▸ YOUR GOAL
Below are some records. Pull every line that contains the word "this".

▸ SUPPLIED ENTRIES

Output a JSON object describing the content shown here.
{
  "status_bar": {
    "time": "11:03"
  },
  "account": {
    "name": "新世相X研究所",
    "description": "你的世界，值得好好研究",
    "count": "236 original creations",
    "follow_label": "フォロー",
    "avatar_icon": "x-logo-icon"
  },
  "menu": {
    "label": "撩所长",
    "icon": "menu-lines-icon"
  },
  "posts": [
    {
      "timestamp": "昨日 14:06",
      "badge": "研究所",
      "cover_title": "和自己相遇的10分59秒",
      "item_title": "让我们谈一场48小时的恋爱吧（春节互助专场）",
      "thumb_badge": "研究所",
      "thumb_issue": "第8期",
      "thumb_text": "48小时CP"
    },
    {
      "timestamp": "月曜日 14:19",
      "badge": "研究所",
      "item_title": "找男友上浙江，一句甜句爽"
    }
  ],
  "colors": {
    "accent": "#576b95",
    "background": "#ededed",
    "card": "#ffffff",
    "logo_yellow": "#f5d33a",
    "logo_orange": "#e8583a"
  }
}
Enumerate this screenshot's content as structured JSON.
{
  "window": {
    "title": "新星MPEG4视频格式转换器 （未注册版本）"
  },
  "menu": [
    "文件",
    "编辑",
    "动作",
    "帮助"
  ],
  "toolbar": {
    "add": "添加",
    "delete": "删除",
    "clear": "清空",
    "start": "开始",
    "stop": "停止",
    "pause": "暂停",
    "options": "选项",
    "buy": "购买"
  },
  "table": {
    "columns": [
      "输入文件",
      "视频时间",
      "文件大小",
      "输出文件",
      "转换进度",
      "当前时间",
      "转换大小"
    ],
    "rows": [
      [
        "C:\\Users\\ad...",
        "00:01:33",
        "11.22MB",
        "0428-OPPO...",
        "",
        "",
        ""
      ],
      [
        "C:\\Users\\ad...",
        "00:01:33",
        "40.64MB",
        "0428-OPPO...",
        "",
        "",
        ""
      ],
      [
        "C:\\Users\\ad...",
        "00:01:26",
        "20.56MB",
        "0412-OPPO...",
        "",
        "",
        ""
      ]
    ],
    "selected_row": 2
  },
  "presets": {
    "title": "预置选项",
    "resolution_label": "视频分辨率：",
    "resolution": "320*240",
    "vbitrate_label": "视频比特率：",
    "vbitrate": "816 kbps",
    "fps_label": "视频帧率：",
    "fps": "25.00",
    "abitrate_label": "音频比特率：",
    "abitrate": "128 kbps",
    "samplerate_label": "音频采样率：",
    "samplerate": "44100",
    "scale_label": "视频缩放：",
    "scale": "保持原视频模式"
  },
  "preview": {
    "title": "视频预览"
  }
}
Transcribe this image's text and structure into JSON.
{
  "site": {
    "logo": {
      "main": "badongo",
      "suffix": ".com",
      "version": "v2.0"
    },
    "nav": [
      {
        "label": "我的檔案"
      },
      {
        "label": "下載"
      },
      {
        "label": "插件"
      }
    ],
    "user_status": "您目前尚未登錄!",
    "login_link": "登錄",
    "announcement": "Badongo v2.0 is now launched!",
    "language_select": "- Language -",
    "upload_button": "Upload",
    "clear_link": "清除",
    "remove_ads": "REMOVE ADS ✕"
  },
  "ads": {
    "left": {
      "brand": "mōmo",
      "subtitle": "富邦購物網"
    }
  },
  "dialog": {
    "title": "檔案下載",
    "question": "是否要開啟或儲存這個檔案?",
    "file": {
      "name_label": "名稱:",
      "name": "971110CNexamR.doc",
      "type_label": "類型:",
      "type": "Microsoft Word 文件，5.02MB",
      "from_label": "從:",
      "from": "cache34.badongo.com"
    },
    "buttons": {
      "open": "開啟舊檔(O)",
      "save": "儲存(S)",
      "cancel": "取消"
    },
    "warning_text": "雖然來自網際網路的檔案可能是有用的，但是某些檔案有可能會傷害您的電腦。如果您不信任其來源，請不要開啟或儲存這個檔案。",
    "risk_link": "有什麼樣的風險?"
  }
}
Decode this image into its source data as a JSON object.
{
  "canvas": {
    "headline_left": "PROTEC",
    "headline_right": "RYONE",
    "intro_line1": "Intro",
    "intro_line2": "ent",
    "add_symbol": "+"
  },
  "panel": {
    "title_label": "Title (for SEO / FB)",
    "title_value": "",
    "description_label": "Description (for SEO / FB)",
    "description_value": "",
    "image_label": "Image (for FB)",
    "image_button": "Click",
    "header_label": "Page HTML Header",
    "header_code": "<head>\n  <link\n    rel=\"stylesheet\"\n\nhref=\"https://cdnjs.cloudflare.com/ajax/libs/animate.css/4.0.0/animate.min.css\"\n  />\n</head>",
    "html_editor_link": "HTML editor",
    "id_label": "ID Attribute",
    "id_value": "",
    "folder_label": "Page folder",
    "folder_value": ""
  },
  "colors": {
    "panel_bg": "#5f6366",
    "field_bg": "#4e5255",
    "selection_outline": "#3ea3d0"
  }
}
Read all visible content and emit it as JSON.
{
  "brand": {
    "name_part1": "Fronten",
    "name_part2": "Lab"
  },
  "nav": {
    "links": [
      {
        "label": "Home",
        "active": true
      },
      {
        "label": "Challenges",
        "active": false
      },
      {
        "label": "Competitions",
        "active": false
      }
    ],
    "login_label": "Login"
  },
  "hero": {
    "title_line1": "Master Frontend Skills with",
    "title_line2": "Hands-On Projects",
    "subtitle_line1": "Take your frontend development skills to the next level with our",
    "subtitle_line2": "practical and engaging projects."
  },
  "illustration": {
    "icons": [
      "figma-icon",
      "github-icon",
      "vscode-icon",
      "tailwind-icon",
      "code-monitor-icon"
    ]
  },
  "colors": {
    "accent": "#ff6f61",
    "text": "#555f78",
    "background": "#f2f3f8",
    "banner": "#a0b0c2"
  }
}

▸ EXERCISE OUTPUT
Enumerate this screenshot's content as structured JSON.
Transcribe this image's text and structure into JSON.
Decode this image into its source data as a JSON object.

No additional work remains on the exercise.